Given exercise: Copy each line that holds "Hong".

# # # #

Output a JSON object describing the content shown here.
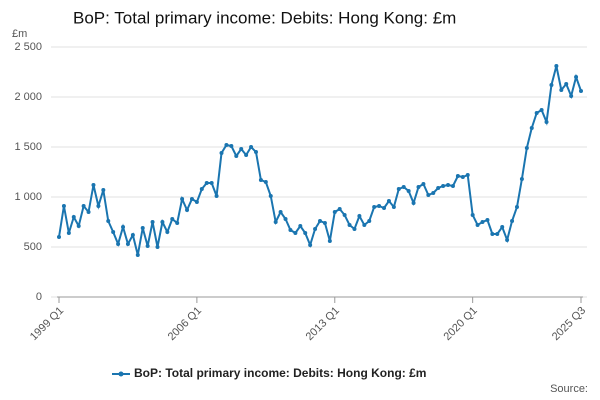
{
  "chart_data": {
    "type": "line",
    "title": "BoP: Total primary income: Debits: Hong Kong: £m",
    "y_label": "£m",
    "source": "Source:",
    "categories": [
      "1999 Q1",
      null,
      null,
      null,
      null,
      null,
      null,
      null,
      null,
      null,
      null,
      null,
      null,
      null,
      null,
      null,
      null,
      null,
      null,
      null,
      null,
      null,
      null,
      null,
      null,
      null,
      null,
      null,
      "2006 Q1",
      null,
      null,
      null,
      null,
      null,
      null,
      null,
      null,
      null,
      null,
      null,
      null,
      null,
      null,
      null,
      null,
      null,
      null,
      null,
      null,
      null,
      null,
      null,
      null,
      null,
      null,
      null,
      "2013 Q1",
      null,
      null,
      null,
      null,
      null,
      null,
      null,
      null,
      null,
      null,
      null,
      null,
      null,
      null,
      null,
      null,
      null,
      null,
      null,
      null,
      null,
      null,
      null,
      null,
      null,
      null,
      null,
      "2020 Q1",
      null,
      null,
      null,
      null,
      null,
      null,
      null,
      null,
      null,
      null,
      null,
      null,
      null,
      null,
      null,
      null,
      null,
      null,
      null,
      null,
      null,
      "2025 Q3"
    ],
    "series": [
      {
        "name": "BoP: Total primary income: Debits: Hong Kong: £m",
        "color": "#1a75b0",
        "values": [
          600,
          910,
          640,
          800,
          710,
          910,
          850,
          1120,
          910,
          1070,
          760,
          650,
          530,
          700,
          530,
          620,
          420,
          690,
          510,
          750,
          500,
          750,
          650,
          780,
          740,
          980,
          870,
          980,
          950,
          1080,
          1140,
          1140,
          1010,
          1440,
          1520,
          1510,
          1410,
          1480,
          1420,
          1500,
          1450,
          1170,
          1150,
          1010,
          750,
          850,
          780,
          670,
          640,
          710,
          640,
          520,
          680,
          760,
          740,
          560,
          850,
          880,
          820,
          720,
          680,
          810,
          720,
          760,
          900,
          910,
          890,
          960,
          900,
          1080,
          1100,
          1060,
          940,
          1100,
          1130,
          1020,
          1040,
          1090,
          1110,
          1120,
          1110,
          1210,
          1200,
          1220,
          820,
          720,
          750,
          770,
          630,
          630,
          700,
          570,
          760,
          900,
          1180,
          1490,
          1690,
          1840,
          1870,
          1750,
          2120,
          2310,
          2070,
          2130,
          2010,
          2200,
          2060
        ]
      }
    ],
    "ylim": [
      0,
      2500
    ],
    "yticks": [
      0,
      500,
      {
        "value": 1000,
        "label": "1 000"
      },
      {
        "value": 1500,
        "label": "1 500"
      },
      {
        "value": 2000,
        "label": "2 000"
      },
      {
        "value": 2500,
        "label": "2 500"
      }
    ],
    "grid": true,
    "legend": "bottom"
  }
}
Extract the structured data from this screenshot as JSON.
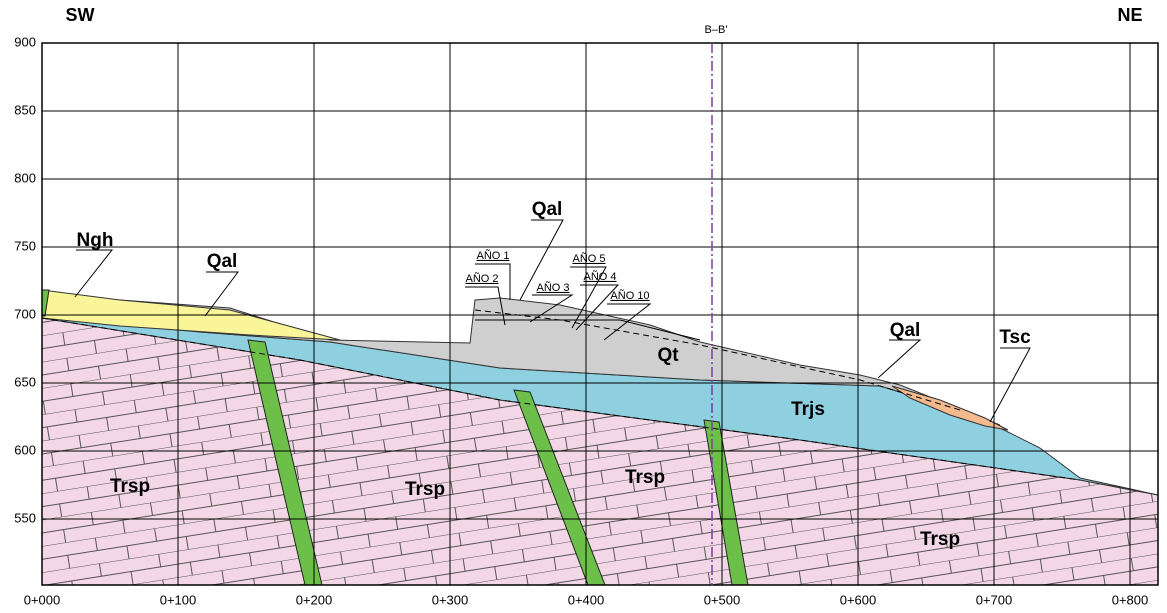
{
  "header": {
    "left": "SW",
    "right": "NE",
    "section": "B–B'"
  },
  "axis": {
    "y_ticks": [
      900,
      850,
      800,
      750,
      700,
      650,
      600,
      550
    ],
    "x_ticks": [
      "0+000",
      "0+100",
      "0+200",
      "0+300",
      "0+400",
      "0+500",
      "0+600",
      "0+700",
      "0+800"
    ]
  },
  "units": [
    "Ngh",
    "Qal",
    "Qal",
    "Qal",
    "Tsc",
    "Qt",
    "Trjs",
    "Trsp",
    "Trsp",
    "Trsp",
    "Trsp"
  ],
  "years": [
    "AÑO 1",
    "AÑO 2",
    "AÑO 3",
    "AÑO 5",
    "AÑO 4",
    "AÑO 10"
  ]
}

# # # #

Right answer:
    "title": "BoP: Total primary income: Debits: Hong Kong: £m",
        "name": "BoP: Total primary income: Debits: Hong Kong: £m",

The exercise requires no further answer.